Similarly, rules_python defines PyInfo, and rules_cc defines CcInfo. They’re all just provider types that those rule sets created to carry their domain-specific metadata.

Providers you define yourself

If you write a custom rule, you define your own providers the exact same way:

PyO3ModuleInfo = provider(
    fields = {
        "module_name": "The Python module name",
        "shared_library": "The compiled .so file",
        "python_version": "Python version this was built against",
    },
)

No different from what rules_rust did with CrateInfo.

Complete Example: Custom Provider End-to-End

Here’s the full lifecycle — defining a provider, writing a rule that returns it, and writing a consumer rule that reads it:

# tools/pyo3_module/defs.bzl
 
# ── Step 1: Define the provider (like defining a dataclass) ──
 
PyO3ModuleInfo = provider(
    fields = {
        "module_name": "Python module name for `import`",
        "shared_library": "The compiled .so File",
        "python_version": "Python version string",
    },
)

(Rows from a dataset)
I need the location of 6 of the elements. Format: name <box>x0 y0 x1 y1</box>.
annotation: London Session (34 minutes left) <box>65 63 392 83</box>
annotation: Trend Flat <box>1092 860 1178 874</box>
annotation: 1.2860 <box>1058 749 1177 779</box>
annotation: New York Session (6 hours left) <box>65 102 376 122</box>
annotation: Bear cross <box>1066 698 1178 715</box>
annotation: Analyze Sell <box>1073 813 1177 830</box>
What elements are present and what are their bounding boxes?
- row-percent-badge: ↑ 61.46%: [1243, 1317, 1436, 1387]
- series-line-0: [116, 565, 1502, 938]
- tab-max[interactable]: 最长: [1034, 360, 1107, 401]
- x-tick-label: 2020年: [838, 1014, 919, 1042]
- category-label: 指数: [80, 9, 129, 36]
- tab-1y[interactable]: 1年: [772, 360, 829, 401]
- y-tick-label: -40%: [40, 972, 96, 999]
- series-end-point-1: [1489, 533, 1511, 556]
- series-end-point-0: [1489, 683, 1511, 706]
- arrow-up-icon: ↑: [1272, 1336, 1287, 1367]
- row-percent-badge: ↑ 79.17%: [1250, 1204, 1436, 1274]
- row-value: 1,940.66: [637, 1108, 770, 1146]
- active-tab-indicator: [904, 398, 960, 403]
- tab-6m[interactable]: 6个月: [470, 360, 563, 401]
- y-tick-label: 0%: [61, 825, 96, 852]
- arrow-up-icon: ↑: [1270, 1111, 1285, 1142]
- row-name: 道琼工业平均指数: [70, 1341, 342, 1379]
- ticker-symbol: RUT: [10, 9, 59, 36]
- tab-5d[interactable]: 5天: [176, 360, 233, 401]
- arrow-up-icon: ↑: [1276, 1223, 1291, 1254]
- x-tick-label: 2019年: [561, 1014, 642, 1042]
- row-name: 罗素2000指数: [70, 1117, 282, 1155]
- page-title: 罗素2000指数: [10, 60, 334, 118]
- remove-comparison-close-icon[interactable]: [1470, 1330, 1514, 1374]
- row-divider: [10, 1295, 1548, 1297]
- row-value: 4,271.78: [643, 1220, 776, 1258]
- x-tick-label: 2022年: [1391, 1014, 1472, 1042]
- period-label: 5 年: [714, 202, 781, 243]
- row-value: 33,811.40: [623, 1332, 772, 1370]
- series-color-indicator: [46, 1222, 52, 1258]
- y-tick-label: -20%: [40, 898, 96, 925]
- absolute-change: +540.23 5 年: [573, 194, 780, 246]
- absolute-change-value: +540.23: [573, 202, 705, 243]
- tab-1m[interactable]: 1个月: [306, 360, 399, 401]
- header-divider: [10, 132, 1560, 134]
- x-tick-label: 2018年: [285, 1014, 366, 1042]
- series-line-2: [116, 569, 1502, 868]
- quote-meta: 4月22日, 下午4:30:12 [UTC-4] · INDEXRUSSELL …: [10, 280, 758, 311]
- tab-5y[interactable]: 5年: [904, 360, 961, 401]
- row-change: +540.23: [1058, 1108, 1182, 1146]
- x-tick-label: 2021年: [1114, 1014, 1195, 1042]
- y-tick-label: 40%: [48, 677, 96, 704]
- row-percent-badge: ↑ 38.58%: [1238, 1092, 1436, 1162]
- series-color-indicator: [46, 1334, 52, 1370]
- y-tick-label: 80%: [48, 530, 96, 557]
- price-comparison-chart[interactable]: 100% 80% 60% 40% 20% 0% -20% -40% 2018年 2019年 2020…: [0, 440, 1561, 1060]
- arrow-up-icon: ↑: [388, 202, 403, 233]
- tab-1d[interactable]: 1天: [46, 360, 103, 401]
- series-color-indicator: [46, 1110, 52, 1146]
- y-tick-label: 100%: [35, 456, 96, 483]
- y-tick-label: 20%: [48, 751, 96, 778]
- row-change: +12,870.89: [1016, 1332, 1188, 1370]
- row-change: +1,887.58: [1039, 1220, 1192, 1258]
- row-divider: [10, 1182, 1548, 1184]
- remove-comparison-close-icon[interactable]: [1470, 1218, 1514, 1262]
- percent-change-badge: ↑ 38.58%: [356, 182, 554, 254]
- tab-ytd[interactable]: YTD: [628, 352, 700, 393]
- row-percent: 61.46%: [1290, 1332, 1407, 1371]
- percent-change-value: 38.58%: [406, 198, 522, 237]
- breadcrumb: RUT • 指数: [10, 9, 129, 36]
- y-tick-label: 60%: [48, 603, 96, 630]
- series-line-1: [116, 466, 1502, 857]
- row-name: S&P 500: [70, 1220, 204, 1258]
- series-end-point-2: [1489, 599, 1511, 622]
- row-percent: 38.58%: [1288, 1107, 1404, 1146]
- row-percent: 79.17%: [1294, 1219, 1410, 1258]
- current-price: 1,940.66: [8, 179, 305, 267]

▸ **Stated problem**
In the excerpt on providers, which rule set defines CcInfo? The entries aren't needed here.

▸ **Worked answer**
rules_cc defines CcInfo.